#### 引用本文
════════════════════
現在位置: carview! > ニュース > ニューモデル > 「本物の個性」を継承 アストン マーティンDB12へ試乗(2) ブランドにおける最高傑作の1台

ここから本文です

「本物の個性」を継承 アストン マーティンDB12へ試乗(2) ブランドにおける最高傑作の1台

掲載 4
「本物の個性」を継承 アストン マーティンDB12へ試乗(2) ブランドにおける最高傑作の1台

ソウルフルで芳醇なV8エンジン

アストン マーティンDB12は、最高出力680psを発揮することに加えて、ファイナル・レシオがショート化され、DB11より遥かに加速が鋭い。ダイレクトで熱狂的に吹け上がるフェラーリのV8ユニットより、ソウルフルで芳醇な印象もある。

【画像】ブランドにおける最高傑作の1台 アストン マーティンDB12 競合モデル DB11も 全127枚

アストン マーティンの技術者は、過度にシリアスにすることなく、従来以上のパワーとスピード、エネルギッシュさを与えることに成功した。濡れて滑りやすい状況でも、路面を処理する落ち着きは第一級でありながら、目覚ましく速い。

トランスミッションは、GTモードを選ぶとスムーズさが増す。スポーツやスポーツ+モードでは、低いギアを保持するようになるが、アクティブ・リアデフが過度に働いたり、挙動が過敏になることはない。

アクセルペダルを深く倒すと、カタパルト発進のように身体は後方へ押し付けられる。どんな状況においても、DB11より迅速。どのくらいの差があるのか、実際に比べたくなるほど。

試乗の際に、アストン マーティン会長のローレンス・ストロール氏と会話する時間を得られたが、彼はDB11をあえて「遅い」と表現していた。技術者たちも、同じ意見を耳にしていたことだろう。確かに、DB12は、DB11よりDBSへ近いように思う。

ブレーキは、スチール製ディスクが標準。カーボンセラミックはオプションで、試乗車には装備されていた。ペダルをしっかり踏み込む必要はあるが、最終的に得られる制動力はかなり頼もしい。

次のコーナーを追い求めたくなる気持ち良さ

8速ATは、スーパーツアラーというよりグランドツアラー側。デュアルクラッチATのような、キレキレの変速は叶えていない。それでも、4.0L V8ツインターボ・エンジンと調和できている。

本域でのサウンドは素晴らしい。オールドスクールな自然吸気V12ユニットほどの壮大さはないものの、野蛮さと平穏さの二面性を楽しめる。

乗り心地は、低速域では少々硬め。意図された目的を実感する。連綿と作られてきたDBシリーズより、グランドツーリング・スポーツカーへ歩み寄った事実を表している。同時に、高速域での姿勢制御は感心するほど洗練されている。路面の良し悪しを問わず。
════════════════════
コレクションから保存された項目:
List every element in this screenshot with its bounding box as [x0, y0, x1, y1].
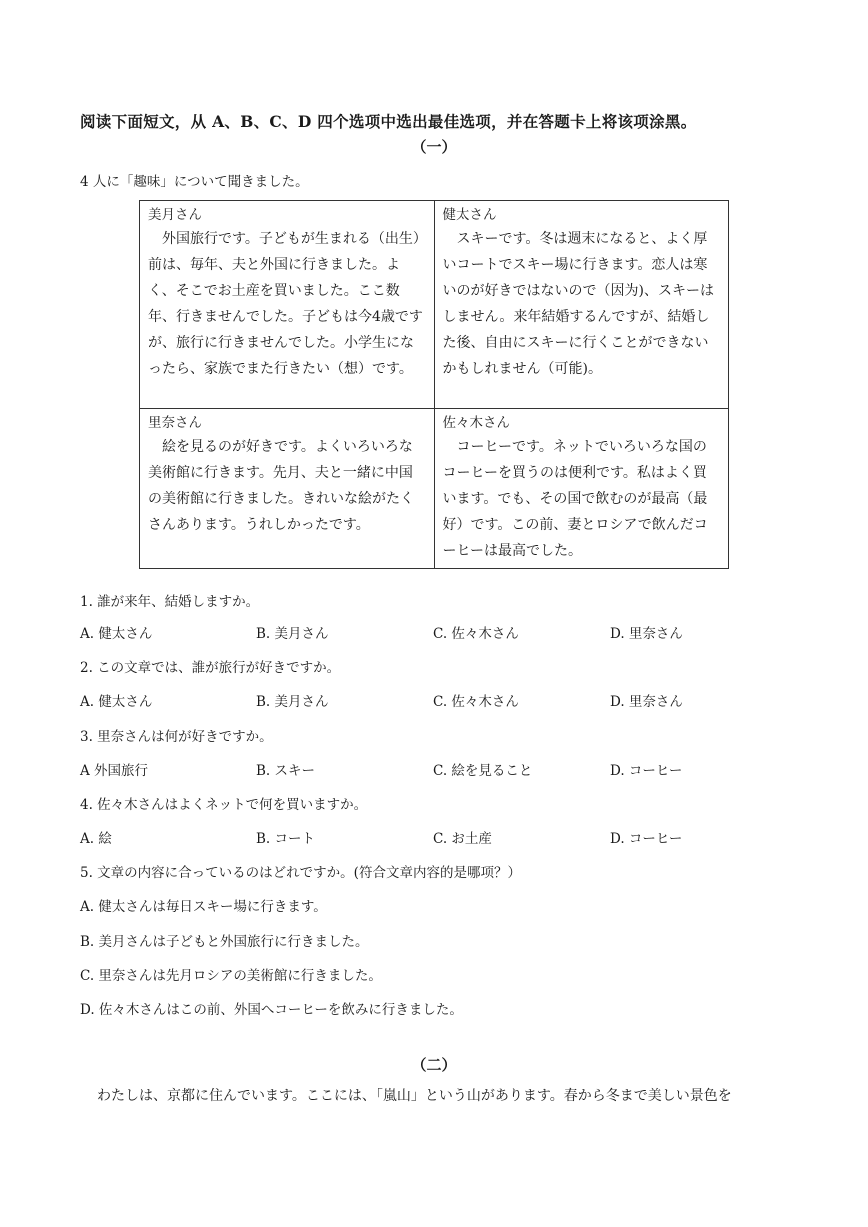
- question-stem: 3. 里奈さんは何が好きですか。: [80, 729, 273, 745]
- instruction: 阅读下面短文，从 A、B、C、D 四个选项中选出最佳选项，并在答题卡上将该项涂黑。: [80, 112, 697, 131]
- passage-speaker: 美月さん: [148, 207, 202, 223]
- passage-text: スキーです。冬は週末になると、よく厚いコートでスキー場に行きます。恋人は寒いのが好きではないので（因为)、スキーはしません。来年結婚するんですが、結婚した後、自由にスキーに行くことができないかもしれません（可能)。: [442, 231, 714, 377]
- passage-cell: [434, 409, 729, 569]
- option-a[interactable]: A. 健太さんは毎日スキー場に行きます。: [80, 899, 327, 915]
- option-c[interactable]: C. 里奈さんは先月ロシアの美術館に行きました。: [80, 968, 382, 984]
- passage-cell: [434, 201, 729, 409]
- passage-text: コーヒーです。ネットでいろいろな国のコーヒーを買うのは便利です。私はよく買います。でも、その国で飲むのが最高（最好）です。この前、妻とロシアで飲んだコーヒーは最高でした。: [442, 439, 708, 559]
- option-a[interactable]: A. 健太さん: [80, 626, 153, 642]
- intro-text: 4 人に「趣味」について聞きました。: [80, 174, 309, 190]
- passage-cell: [140, 409, 435, 569]
- option-c[interactable]: C. 絵を見ること: [433, 763, 533, 779]
- question-stem: 2. この文章では、誰が旅行が好きですか。: [80, 660, 341, 676]
- option-d[interactable]: D. 佐々木さんはこの前、外国へコーヒーを飲みに行きました。: [80, 1002, 463, 1018]
- option-c[interactable]: C. 佐々木さん: [433, 626, 519, 642]
- option-c[interactable]: C. 佐々木さん: [433, 694, 519, 710]
- option-d[interactable]: D. 里奈さん: [610, 626, 683, 642]
- option-b[interactable]: B. 美月さん: [256, 694, 329, 710]
- option-d[interactable]: D. コーヒー: [610, 831, 683, 847]
- section-2-paragraph: わたしは、京都に住んでいます。ここには、「嵐山」という山があります。春から冬まで美しい景色を: [97, 1088, 732, 1104]
- option-a[interactable]: A. 絵: [80, 831, 112, 847]
- option-d[interactable]: D. 里奈さん: [610, 694, 683, 710]
- passage-speaker: 佐々木さん: [442, 415, 510, 431]
- option-a[interactable]: A. 健太さん: [80, 694, 153, 710]
- option-c[interactable]: C. お土産: [433, 831, 492, 847]
- section-1-label: （一）: [411, 138, 457, 156]
- question-stem: 4. 佐々木さんはよくネットで何を買いますか。: [80, 797, 368, 813]
- passage-cell: [140, 201, 435, 409]
- passage-text: 外国旅行です。子どもが生まれる（出生）前は、毎年、夫と外国に行きました。よく、そこでお土産を買いました。ここ数年、行きませんでした。子どもは今4歳ですが、旅行に行きませんでした。小学生になったら、家族でまた行きたい（想）です。: [148, 231, 423, 377]
- section-2-label: （二）: [411, 1056, 457, 1074]
- option-d[interactable]: D. コーヒー: [610, 763, 683, 779]
- option-b[interactable]: B. 美月さんは子どもと外国旅行に行きました。: [80, 934, 369, 950]
- passage-speaker: 健太さん: [442, 207, 497, 223]
- option-b[interactable]: B. スキー: [256, 763, 316, 779]
- option-a[interactable]: A 外国旅行: [80, 763, 149, 779]
- passage-table: [139, 200, 729, 569]
- passage-speaker: 里奈さん: [148, 415, 202, 431]
- option-b[interactable]: B. コート: [256, 831, 316, 847]
- question-stem: 5. 文章の内容に合っているのはどれですか。(符合文章内容的是哪项？）: [80, 865, 521, 881]
- passage-text: 絵を見るのが好きです。よくいろいろな美術館に行きます。先月、夫と一緒に中国の美術館に行きました。きれいな絵がたくさんあります。うれしかったです。: [148, 439, 414, 533]
- option-b[interactable]: B. 美月さん: [256, 626, 329, 642]
- question-stem: 1. 誰が来年、結婚しますか。: [80, 594, 260, 610]
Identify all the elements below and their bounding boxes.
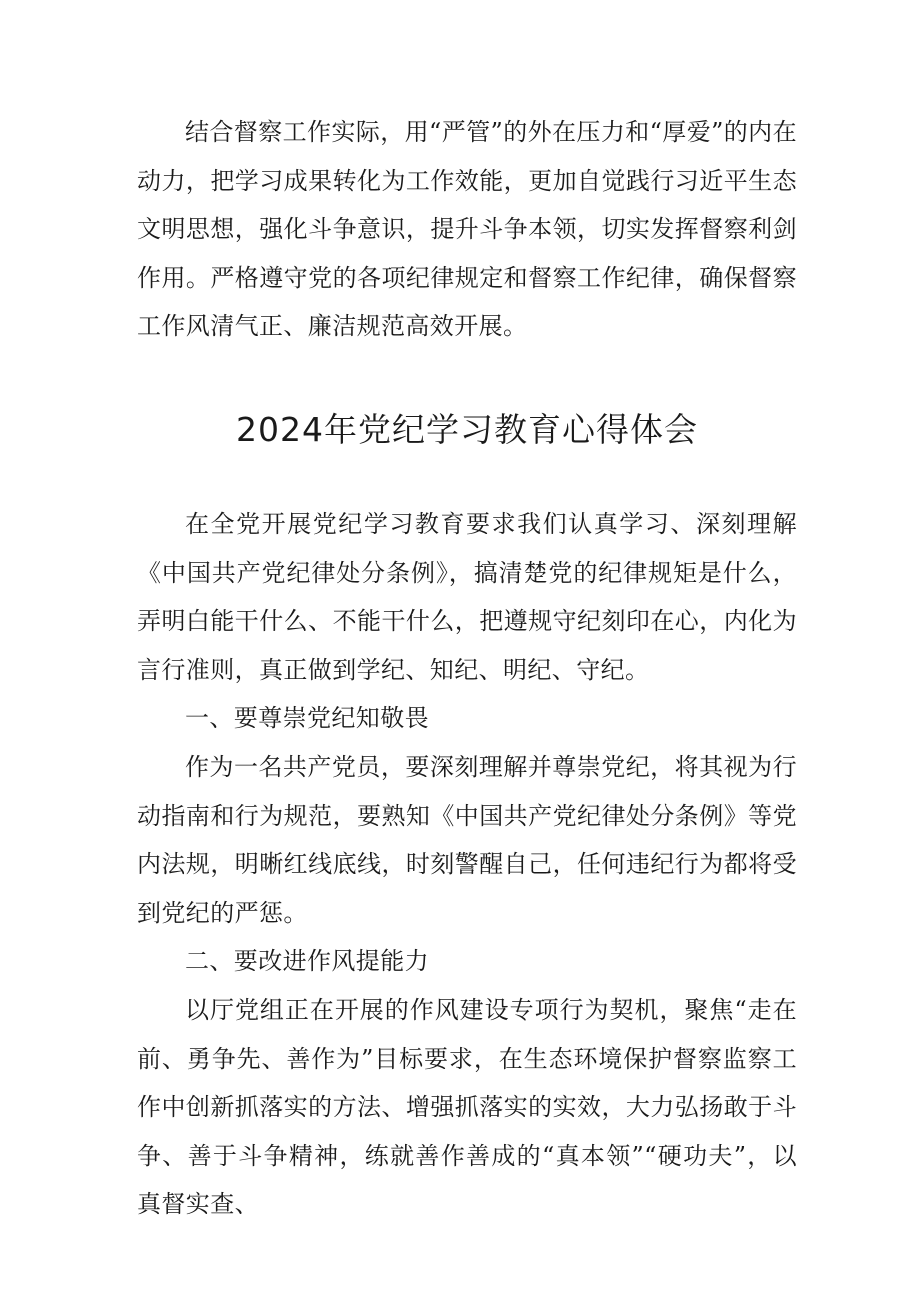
document-body bbox=[137, 108, 797, 1229]
document-title: 2024年党纪学习教育心得体会 bbox=[236, 409, 698, 449]
body-paragraph-section-2: 以厅党组正在开展的作风建设专项行为契机，聚焦“走在前、勇争先、善作为”目标要求，在生态环境保护督察监察工作中创新抓落实的方法、增强抓落实的实效，大力弘扬敢于斗争、善于斗争精神，练就善作善成的“真本领”“硬功夫”，以真督实查、 bbox=[137, 995, 797, 1219]
section-heading-1: 一、要尊崇党纪知敬畏 bbox=[185, 704, 429, 733]
body-paragraph-section-1: 作为一名共产党员，要深刻理解并尊崇党纪，将其视为行动指南和行为规范，要熟知《中国共产党纪律处分条例》等党内法规，明晰红线底线，时刻警醒自己，任何违纪行为都将受到党纪的严惩。 bbox=[137, 752, 797, 927]
section-heading-2: 二、要改进作风提能力 bbox=[185, 947, 429, 976]
body-paragraph-intro: 在全党开展党纪学习教育要求我们认真学习、深刻理解《中国共产党纪律处分条例》，搞清楚党的纪律规矩是什么，弄明白能干什么、不能干什么，把遵规守纪刻印在心，内化为言行准则，真正做到学纪、知纪、明纪、守纪。 bbox=[137, 509, 797, 684]
intro-paragraph: 结合督察工作实际，用“严管”的外在压力和“厚爱”的内在动力，把学习成果转化为工作效能，更加自觉践行习近平生态文明思想，强化斗争意识，提升斗争本领，切实发挥督察利剑作用。严格遵守党的各项纪律规定和督察工作纪律，确保督察工作风清气正、廉洁规范高效开展。 bbox=[137, 118, 797, 341]
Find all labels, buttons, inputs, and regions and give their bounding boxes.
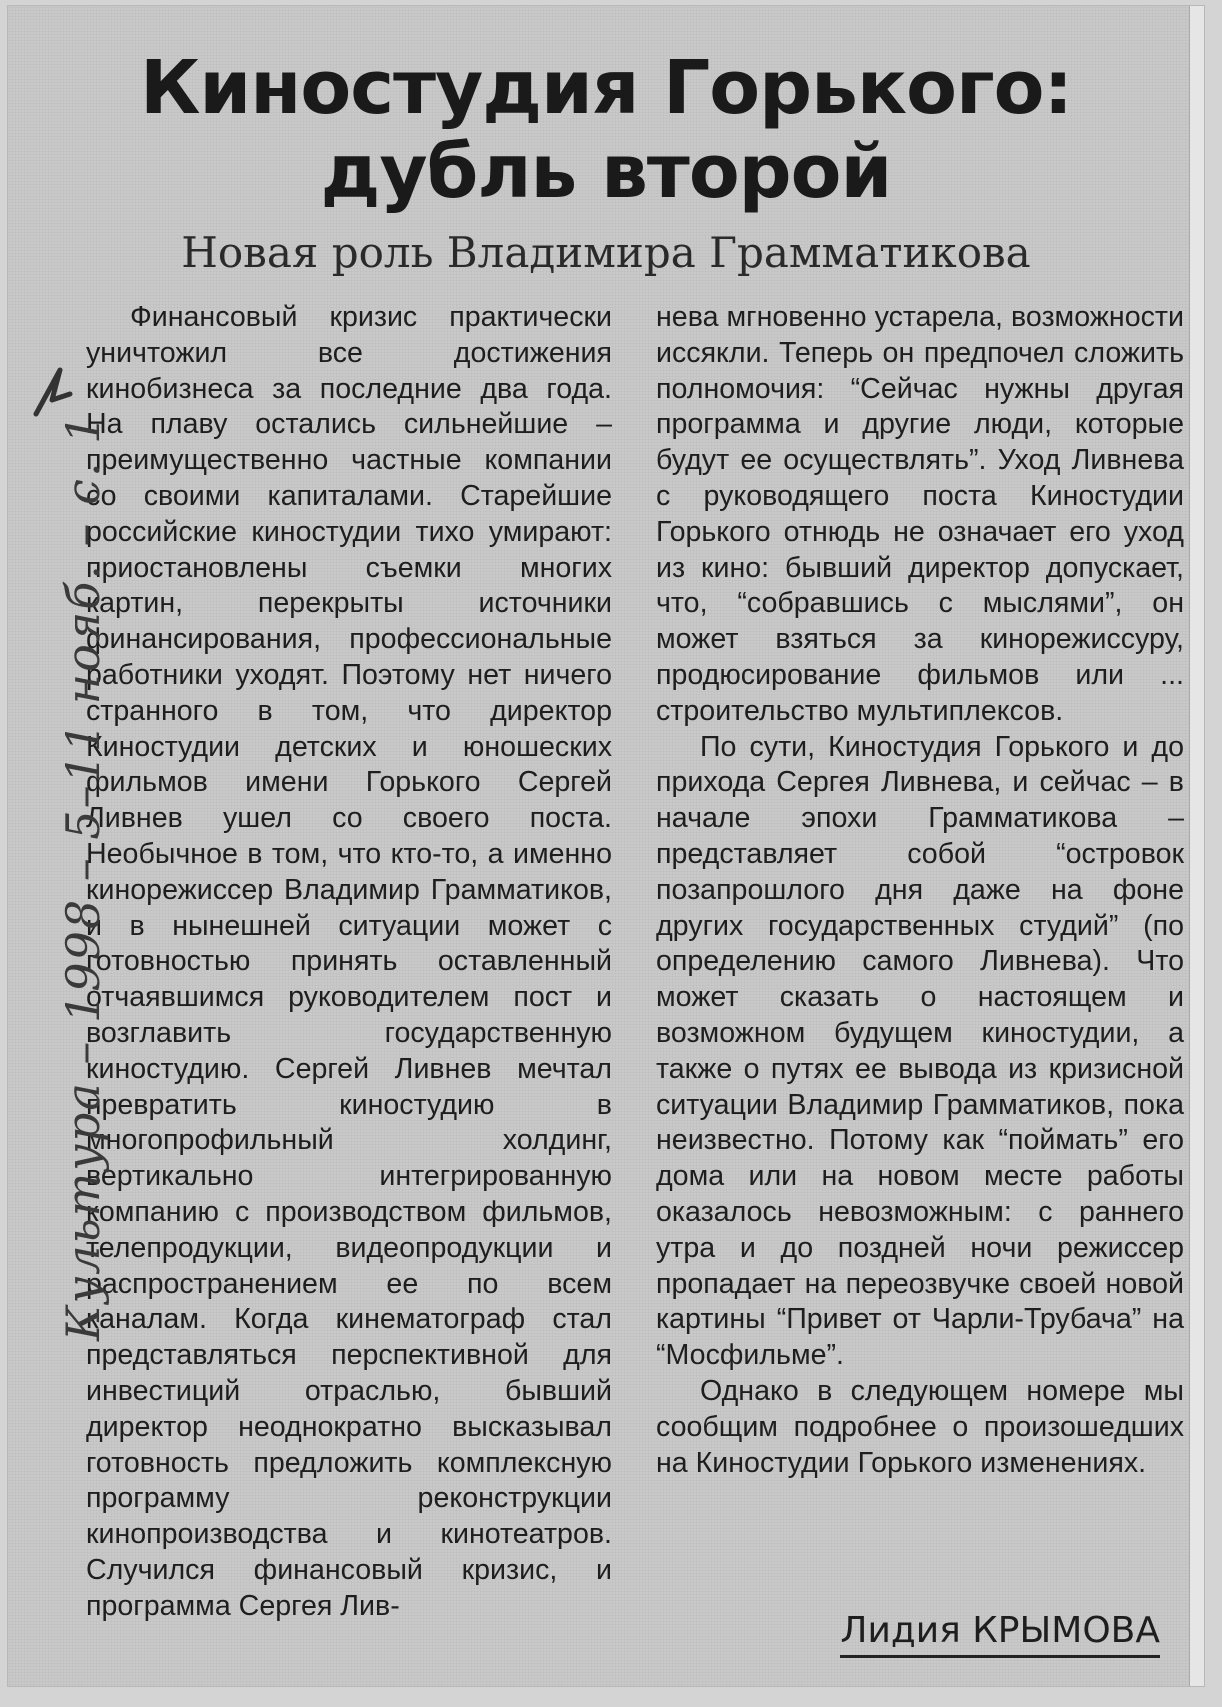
════════════════════
#### 記述課題
上に引用したアストン マーティンDB12の試乗記事を、その最後の文の直後から書き継いでください。

#### 回答
ステアリングホイールには充分な感触が伝わり、レシオは適度にクイック。自然と安心感を抱け、タイトでバランスに優れた、直感的な操縦性を堪能したいと思わせる。

トラクションとスタビリティの制御システムも絶妙。後輪駆動らしいドライビング体験を生み、意欲的でスポーティな走りを許容する。それでいて、325km/hと680psの能力を持つDB12を、ドライバーの味方へ留めてくれる。

2023年7月のフランスでは、南部のナポレオン街道とコル・ド・ヴァンスをドライブしたが、2速や3速で巡るコーナーが多く存在した。そこでDB12は、秀抜な姿勢制御とグリップ力、滑らかで安定した操縦性を披露した。

DB11よりやや硬めの乗り心地とはいえ、高速コーナーでのフィードバックやマナーが向上していることは明確。次のコーナーを追い求めたくなる、気持ち良さがあった。

パワフルなクーペだと忘れるほど快適

他方、低速コーナーでは欲求不満が生じるかもしれない。その要因の1つが、大きくなったボディ。またシャシーとアクティブ・リアデフは、高速走行時の一体感重視でチューニングされている様子。ヘアピンでテールを流すことは、お好みではないようだ。

敏捷性という点では、ひと回り小さいアストン マーティン・ヴァンテージにアドバンテージがある。DB12が、スポーティ度を増したとしても。

特筆すべきストロングポイントは、快適性。アダプティブタンパーの能力は、間違いなく拡大されている。低速域での上質感は唸るほどで、パワフルなクーペを運転していることを忘れるほど。路面の凹凸へ身構える必要はない。

高速道路でも、リラックスして長時間過ごせる。とはいえ、21インチ・ホイールを包むミシュラン・パイロットスポーツ5 Sタイヤからのロードノイズは大きめ。外界との隔離性では、クラストップの水準には届いていない。

全方向で実力を高めたDB12のお値段だが、英国では18万5055ポンド(約3424万円)からに設定された。DB11のV8エンジン版は、モデル末期に約16万5000ポンドで売られていたが、新車価格の上昇や進化内容を踏まえれば、妥当といえるだろう。

コンバーチブルのDB12 ヴォランテは、約1万5000ポンド(約278万円)の追加予算で選べる。こちらも、納得できる設定にある。裕福なターゲット層においても、費用対効果は重要な尺度なはず。

燃費は、高速道路のクルージングで9.5km/L前後。1度の満タンで走れる距離は、約740kmになる。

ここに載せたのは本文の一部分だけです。